Data supplied ▸
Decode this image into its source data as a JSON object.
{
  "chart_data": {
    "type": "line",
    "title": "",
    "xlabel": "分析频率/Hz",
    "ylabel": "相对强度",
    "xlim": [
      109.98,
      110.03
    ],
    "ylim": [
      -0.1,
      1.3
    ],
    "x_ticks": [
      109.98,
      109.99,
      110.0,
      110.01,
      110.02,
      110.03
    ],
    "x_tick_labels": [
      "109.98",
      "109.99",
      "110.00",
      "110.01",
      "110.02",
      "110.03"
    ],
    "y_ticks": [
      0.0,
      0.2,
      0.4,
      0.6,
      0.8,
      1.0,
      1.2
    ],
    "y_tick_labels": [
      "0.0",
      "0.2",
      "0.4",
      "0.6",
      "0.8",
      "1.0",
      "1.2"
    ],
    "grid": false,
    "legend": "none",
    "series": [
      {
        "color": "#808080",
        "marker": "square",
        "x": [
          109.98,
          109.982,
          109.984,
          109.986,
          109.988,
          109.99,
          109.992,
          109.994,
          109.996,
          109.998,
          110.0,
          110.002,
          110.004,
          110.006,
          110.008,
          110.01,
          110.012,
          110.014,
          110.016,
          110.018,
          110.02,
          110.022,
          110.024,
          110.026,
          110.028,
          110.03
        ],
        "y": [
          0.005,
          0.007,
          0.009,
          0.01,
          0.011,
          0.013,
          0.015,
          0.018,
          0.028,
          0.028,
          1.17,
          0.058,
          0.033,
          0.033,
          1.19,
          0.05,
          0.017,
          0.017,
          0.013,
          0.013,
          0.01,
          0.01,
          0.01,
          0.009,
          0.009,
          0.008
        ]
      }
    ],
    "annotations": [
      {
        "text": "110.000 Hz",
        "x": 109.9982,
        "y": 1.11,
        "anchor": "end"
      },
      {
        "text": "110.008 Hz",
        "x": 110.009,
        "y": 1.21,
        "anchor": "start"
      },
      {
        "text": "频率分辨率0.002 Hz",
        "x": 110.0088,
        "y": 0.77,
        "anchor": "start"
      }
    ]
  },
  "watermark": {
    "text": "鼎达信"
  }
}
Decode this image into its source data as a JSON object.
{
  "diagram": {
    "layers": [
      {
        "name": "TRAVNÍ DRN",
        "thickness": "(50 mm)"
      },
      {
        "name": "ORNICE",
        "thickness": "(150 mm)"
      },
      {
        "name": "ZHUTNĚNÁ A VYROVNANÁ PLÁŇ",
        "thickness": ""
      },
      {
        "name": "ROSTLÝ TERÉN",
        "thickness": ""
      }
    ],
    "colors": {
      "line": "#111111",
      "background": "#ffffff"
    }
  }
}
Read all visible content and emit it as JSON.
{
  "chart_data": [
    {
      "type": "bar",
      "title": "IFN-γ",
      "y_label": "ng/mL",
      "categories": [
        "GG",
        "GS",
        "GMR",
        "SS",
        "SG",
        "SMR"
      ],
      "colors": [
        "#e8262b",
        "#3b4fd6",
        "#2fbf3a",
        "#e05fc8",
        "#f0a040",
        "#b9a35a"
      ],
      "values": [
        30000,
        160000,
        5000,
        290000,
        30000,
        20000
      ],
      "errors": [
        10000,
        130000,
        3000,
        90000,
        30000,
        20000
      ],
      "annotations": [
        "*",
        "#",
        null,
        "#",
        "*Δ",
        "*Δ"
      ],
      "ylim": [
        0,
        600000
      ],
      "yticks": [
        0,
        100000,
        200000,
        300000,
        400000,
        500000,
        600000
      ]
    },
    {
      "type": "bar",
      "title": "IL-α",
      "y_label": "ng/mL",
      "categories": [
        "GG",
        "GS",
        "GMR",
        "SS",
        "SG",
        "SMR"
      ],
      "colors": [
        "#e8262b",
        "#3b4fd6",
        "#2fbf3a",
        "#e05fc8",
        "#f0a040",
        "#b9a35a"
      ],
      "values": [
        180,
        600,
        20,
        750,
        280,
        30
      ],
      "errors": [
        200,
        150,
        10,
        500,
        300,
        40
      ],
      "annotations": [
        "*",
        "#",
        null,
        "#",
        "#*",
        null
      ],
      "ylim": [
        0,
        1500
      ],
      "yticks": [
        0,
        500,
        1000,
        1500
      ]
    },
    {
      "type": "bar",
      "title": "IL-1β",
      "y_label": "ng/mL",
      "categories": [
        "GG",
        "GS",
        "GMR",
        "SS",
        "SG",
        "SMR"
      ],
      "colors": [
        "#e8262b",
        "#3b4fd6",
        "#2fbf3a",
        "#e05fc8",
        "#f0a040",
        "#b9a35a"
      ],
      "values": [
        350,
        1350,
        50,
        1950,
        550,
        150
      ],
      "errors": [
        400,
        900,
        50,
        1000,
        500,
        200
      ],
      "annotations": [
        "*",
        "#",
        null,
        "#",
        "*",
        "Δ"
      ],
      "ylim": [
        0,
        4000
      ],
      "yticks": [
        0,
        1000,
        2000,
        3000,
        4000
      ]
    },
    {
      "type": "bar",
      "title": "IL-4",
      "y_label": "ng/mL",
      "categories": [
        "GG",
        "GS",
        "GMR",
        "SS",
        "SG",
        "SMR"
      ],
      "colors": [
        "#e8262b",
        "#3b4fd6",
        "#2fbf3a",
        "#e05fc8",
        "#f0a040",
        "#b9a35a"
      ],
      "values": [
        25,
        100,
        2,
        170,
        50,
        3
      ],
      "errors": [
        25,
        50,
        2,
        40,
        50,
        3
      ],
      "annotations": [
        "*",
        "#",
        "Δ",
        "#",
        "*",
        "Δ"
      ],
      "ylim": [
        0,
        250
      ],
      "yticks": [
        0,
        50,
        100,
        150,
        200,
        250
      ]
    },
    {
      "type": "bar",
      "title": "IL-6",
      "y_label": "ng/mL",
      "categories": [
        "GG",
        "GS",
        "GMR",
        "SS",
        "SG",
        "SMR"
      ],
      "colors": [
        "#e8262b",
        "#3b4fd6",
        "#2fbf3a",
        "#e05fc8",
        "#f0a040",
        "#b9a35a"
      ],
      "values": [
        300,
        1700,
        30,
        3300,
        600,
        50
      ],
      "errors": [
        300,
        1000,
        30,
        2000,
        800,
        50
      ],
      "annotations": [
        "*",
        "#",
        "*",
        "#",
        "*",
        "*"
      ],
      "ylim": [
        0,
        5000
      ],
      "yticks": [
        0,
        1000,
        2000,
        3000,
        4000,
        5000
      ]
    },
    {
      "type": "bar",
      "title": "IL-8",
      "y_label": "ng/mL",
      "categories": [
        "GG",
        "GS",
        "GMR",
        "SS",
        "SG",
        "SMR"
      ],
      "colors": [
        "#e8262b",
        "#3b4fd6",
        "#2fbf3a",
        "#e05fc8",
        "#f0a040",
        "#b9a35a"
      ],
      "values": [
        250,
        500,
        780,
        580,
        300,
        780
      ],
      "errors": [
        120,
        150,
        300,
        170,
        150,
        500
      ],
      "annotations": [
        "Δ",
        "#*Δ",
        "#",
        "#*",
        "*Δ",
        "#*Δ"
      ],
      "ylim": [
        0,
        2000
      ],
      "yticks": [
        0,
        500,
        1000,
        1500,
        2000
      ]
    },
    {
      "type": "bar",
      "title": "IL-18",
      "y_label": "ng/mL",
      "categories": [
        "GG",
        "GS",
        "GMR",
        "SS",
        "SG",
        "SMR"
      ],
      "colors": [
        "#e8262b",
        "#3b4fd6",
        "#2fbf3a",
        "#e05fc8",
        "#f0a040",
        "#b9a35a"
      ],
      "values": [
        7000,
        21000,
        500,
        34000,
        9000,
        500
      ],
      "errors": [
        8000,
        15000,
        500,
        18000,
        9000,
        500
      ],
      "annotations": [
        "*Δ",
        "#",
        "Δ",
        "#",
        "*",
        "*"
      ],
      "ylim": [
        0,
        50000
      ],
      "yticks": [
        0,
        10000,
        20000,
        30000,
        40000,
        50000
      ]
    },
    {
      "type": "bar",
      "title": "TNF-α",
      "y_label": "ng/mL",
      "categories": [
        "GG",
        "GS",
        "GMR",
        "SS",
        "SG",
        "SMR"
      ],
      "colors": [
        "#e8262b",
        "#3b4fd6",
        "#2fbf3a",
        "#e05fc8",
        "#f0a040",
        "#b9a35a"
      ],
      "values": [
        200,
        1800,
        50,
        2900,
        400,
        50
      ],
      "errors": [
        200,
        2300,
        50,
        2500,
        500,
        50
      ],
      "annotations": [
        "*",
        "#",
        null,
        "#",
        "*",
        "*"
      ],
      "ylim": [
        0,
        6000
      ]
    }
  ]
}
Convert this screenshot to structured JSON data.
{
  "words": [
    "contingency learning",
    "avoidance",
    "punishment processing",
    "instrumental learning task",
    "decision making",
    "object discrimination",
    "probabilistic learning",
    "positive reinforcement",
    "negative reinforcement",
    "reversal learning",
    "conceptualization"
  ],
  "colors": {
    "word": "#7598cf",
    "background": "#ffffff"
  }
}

Instructions for the task ▸
Only the lines from the one that contains "Convert this screenshot" to the end of the entries above should be given again, exactly and in full.

Answer ▸
Convert this screenshot to structured JSON data.
{
  "words": [
    "contingency learning",
    "avoidance",
    "punishment processing",
    "instrumental learning task",
    "decision making",
    "object discrimination",
    "probabilistic learning",
    "positive reinforcement",
    "negative reinforcement",
    "reversal learning",
    "conceptualization"
  ],
  "colors": {
    "word": "#7598cf",
    "background": "#ffffff"
  }
}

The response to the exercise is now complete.